• _Problem details_
Find the string "дефектов" in the data, then copy every line where it is found.

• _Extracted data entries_
▬▬▬▬▬▬

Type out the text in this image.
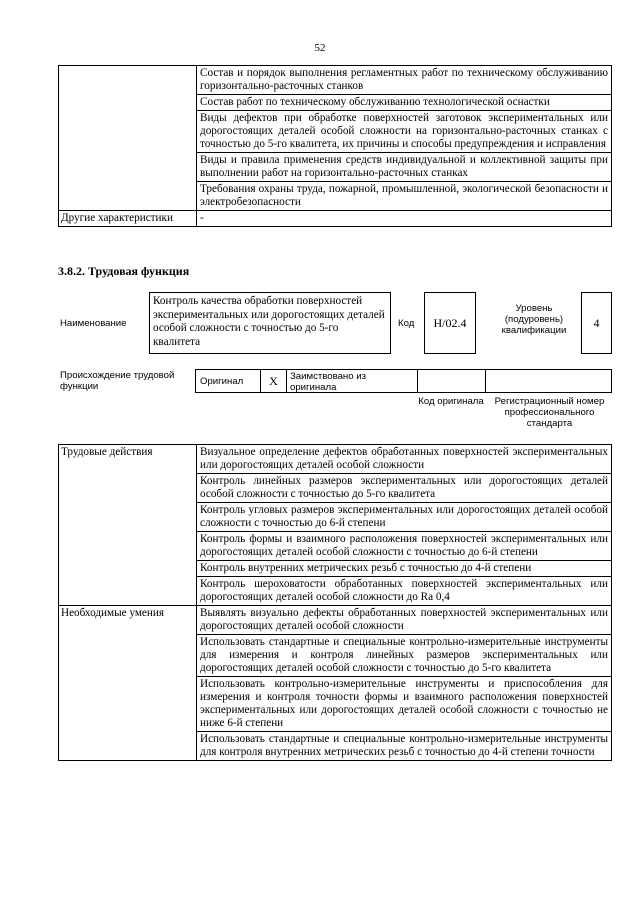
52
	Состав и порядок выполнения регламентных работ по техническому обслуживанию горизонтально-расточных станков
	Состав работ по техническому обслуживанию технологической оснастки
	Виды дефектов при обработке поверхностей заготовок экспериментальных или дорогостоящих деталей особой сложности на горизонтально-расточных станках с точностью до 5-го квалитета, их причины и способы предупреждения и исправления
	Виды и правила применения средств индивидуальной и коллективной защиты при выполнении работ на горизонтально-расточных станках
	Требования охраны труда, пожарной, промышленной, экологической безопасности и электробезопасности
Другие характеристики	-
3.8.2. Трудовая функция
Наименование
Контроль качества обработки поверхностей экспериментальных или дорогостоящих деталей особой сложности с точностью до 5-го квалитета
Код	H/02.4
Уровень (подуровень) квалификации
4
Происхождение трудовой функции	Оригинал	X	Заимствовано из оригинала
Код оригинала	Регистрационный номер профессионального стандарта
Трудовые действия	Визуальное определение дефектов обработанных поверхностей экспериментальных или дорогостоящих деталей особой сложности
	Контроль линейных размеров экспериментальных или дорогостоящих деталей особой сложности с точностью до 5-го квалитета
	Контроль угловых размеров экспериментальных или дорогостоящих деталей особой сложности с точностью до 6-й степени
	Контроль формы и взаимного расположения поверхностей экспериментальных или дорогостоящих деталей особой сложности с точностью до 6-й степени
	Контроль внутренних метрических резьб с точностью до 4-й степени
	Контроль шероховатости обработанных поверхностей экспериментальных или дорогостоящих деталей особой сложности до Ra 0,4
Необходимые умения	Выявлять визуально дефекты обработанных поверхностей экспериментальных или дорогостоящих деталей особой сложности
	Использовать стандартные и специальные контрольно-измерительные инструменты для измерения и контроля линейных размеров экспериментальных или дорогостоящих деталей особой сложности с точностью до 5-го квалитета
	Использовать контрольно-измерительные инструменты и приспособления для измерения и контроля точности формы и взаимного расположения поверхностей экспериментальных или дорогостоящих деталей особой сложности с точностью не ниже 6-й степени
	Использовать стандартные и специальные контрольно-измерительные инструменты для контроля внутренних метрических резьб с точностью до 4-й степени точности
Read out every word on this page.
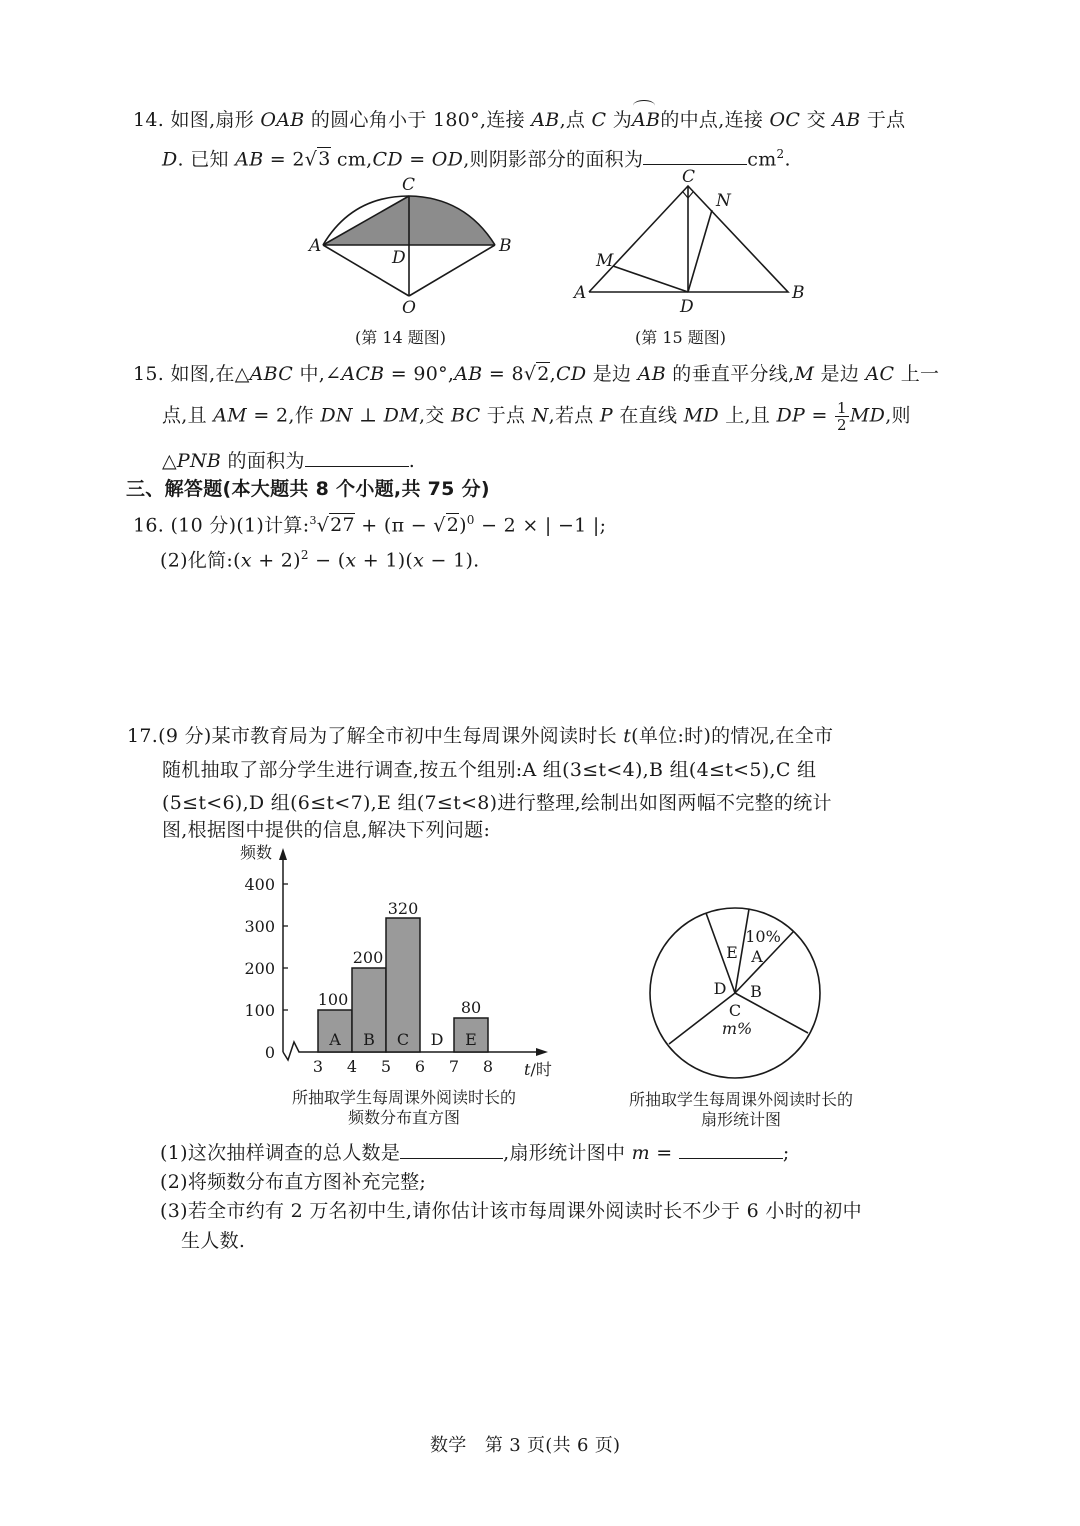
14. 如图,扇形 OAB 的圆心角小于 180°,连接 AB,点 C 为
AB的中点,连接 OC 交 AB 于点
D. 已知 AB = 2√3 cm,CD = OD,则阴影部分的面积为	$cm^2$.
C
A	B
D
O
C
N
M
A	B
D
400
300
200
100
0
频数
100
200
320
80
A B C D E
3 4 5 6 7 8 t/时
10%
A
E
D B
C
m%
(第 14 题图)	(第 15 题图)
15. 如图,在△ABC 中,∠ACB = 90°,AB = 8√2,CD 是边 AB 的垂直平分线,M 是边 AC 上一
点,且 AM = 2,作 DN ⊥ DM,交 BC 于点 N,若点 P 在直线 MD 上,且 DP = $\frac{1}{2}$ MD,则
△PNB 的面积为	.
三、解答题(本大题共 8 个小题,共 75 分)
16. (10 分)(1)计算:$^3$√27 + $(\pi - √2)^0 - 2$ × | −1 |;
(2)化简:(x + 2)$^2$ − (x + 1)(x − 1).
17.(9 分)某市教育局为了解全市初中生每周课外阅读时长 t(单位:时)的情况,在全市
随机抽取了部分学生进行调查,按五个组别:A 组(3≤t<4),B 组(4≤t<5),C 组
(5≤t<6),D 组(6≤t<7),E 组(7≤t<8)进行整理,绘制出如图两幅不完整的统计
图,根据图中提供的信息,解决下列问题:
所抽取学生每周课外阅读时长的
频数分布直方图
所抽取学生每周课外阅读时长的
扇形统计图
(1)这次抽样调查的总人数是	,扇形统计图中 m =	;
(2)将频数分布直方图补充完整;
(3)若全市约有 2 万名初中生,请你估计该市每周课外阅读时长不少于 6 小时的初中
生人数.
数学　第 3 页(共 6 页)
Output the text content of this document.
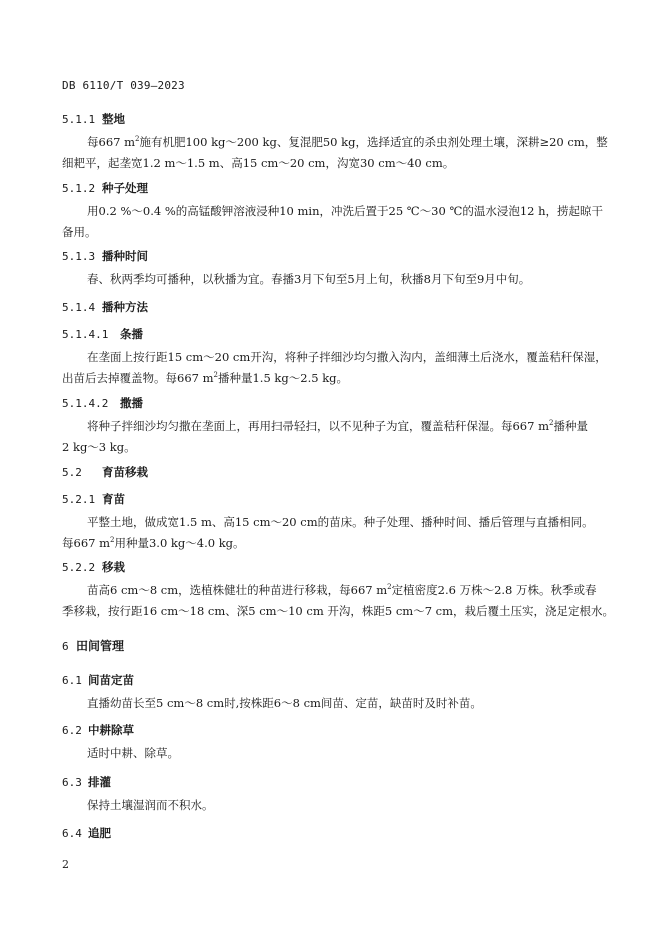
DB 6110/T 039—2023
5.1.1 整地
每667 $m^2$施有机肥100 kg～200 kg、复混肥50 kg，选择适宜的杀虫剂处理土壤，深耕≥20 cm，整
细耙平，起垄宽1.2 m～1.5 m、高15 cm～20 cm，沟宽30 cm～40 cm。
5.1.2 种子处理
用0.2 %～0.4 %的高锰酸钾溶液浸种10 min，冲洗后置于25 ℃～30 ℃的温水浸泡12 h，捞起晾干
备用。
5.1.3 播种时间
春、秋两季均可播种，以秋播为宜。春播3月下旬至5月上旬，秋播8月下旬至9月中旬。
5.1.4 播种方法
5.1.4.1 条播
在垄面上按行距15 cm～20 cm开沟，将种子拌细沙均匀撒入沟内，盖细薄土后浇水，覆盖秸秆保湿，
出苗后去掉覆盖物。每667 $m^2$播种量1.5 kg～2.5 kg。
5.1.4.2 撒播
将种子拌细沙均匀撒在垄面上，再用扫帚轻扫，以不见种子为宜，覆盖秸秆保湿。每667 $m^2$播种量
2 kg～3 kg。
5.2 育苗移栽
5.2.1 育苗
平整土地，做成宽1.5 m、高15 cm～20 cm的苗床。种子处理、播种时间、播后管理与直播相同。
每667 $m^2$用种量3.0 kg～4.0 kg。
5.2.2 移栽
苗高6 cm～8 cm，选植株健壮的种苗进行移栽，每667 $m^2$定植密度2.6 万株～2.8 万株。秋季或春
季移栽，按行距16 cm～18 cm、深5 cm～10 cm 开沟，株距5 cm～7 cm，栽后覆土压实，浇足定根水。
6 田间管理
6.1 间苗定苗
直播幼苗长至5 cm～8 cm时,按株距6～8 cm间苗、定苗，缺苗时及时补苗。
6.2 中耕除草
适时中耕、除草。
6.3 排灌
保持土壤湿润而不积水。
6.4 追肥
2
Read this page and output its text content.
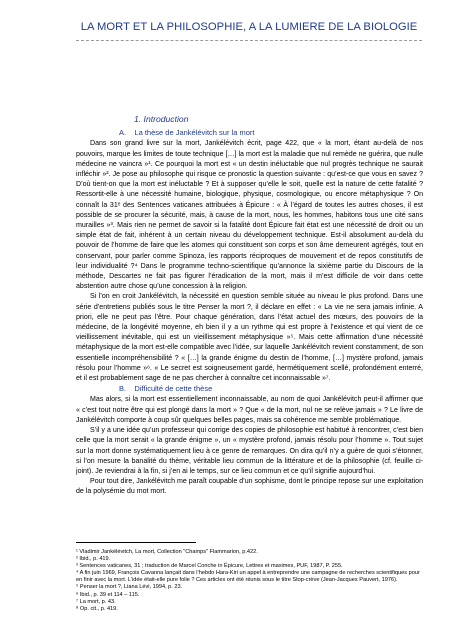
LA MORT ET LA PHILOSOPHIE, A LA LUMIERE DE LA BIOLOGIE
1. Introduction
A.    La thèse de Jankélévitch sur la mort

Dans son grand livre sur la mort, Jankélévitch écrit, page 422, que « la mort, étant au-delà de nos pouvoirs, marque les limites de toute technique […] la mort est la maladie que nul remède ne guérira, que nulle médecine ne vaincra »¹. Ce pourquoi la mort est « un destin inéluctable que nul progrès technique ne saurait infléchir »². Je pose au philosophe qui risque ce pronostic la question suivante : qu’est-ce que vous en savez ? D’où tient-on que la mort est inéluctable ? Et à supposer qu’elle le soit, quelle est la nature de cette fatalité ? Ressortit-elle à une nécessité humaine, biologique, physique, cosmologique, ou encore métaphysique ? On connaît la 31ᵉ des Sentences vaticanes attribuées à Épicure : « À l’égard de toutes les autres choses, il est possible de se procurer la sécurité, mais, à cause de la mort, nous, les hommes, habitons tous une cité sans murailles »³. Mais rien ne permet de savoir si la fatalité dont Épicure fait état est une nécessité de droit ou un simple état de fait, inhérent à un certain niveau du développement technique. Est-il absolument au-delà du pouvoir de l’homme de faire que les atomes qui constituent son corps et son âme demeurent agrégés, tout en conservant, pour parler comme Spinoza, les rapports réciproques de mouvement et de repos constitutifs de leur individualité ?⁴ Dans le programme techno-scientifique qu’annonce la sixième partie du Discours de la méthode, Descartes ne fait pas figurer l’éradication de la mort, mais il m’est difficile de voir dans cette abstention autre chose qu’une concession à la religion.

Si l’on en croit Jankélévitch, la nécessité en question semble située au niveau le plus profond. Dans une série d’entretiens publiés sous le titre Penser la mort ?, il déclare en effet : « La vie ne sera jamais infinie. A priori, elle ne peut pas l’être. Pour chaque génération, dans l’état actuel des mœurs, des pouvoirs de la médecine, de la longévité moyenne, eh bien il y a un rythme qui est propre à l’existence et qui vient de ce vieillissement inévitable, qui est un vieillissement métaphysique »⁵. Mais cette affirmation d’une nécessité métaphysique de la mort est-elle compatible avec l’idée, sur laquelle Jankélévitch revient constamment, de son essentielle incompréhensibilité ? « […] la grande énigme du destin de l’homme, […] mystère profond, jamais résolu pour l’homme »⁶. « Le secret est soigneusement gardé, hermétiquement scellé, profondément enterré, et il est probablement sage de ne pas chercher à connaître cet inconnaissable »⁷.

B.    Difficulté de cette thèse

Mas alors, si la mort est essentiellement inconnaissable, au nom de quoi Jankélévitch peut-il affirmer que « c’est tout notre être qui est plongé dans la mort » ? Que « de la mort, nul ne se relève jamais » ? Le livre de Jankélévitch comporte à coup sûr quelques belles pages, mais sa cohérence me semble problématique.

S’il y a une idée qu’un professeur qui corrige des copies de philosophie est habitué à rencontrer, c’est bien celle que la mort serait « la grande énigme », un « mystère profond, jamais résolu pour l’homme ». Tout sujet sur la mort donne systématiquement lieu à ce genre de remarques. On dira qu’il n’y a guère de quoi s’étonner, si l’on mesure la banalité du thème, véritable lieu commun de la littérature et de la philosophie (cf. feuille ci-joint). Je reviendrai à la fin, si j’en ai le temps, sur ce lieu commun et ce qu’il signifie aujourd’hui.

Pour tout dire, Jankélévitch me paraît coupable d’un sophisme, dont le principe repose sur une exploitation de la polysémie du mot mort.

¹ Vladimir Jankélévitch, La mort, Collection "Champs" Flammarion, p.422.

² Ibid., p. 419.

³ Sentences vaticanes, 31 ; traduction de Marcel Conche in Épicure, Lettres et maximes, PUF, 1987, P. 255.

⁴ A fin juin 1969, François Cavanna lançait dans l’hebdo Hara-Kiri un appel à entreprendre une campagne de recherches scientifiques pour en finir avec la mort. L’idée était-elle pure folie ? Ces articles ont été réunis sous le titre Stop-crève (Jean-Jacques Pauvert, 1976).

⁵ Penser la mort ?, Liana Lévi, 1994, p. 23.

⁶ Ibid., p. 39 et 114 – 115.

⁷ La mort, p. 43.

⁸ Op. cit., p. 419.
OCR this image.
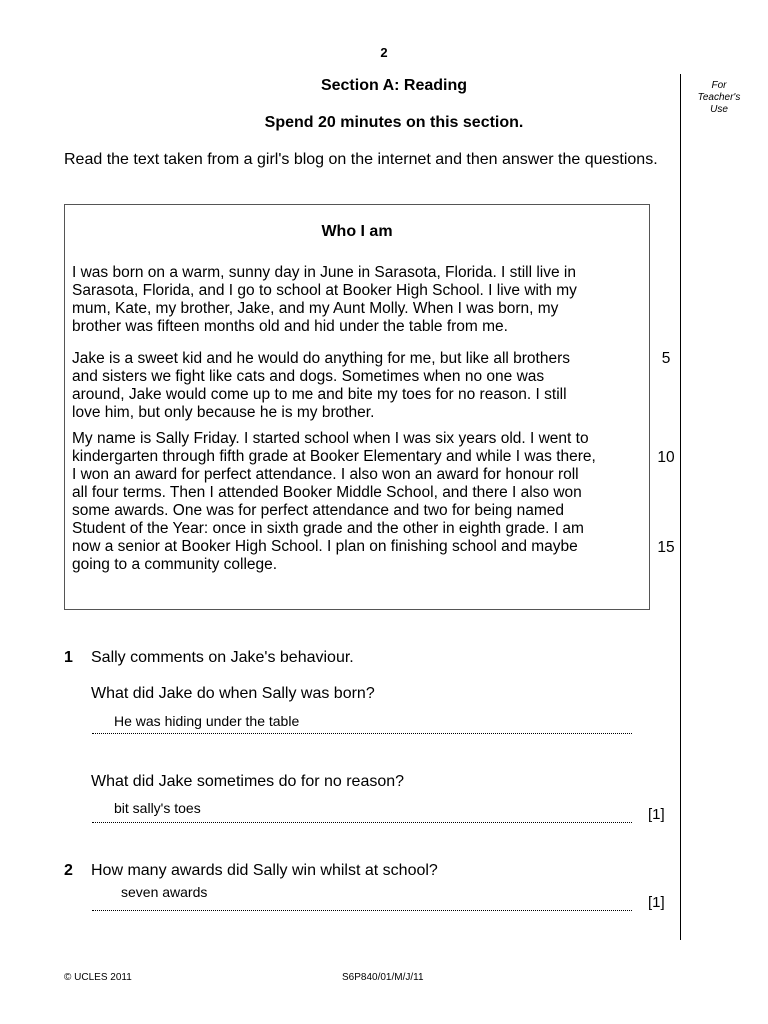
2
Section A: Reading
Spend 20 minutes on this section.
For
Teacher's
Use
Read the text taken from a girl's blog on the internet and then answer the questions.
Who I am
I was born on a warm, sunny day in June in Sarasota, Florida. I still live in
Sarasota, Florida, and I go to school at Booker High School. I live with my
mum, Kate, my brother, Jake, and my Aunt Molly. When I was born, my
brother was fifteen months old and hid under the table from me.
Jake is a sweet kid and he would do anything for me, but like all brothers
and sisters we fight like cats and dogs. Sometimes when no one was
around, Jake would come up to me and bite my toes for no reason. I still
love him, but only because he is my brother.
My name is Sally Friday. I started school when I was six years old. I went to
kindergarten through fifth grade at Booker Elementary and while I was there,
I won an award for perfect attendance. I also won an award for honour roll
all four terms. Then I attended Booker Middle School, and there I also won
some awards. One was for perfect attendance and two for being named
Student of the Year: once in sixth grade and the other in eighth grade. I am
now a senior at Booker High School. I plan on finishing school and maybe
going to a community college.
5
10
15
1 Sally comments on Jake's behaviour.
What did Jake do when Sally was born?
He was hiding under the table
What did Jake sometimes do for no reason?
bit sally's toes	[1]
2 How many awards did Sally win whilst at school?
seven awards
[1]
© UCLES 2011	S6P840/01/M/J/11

▬▬▬▬▬▬

• _Result for this task_
	Виды дефектов при обработке поверхностей заготовок экспериментальных или дорогостоящих деталей особой сложности на горизонтально-расточных станках с точностью до 5-го квалитета, их причины и способы предупреждения и исправления
Трудовые действия	Визуальное определение дефектов обработанных поверхностей экспериментальных или дорогостоящих деталей особой сложности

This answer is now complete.